• **TASK PROMPT**
Restate the records in their entirety, word for word.

• **MATERIAL SHOWN**
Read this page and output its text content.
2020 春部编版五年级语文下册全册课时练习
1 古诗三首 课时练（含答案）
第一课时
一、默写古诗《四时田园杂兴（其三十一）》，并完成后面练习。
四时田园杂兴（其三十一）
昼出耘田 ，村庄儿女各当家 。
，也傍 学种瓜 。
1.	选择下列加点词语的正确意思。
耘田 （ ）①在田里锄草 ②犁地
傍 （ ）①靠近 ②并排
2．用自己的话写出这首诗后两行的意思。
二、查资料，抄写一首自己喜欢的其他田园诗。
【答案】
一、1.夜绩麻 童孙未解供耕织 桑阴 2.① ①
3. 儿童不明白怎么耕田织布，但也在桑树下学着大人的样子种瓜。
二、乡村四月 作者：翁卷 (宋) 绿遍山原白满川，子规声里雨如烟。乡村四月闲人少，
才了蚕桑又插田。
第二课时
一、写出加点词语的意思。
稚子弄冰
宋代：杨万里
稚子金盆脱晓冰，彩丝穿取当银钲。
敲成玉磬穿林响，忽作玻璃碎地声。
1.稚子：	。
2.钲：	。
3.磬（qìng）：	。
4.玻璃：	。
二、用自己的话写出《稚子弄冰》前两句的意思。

• **RESULT**
Read this page and output its text content.
2020 春部编版五年级语文下册全册课时练习
1 古诗三首 课时练（含答案）
第一课时
一、默写古诗《四时田园杂兴（其三十一）》，并完成后面练习。
四时田园杂兴（其三十一）
昼出耘田 ，村庄儿女各当家 。
，也傍 学种瓜 。
1.	选择下列加点词语的正确意思。
耘田 （ ）①在田里锄草 ②犁地
傍 （ ）①靠近 ②并排
2．用自己的话写出这首诗后两行的意思。
二、查资料，抄写一首自己喜欢的其他田园诗。
【答案】
一、1.夜绩麻 童孙未解供耕织 桑阴 2.① ①
3. 儿童不明白怎么耕田织布，但也在桑树下学着大人的样子种瓜。
二、乡村四月 作者：翁卷 (宋) 绿遍山原白满川，子规声里雨如烟。乡村四月闲人少，
才了蚕桑又插田。
第二课时
一、写出加点词语的意思。
稚子弄冰
宋代：杨万里
稚子金盆脱晓冰，彩丝穿取当银钲。
敲成玉磬穿林响，忽作玻璃碎地声。
1.稚子：	。
2.钲：	。
3.磬（qìng）：	。
4.玻璃：	。
二、用自己的话写出《稚子弄冰》前两句的意思。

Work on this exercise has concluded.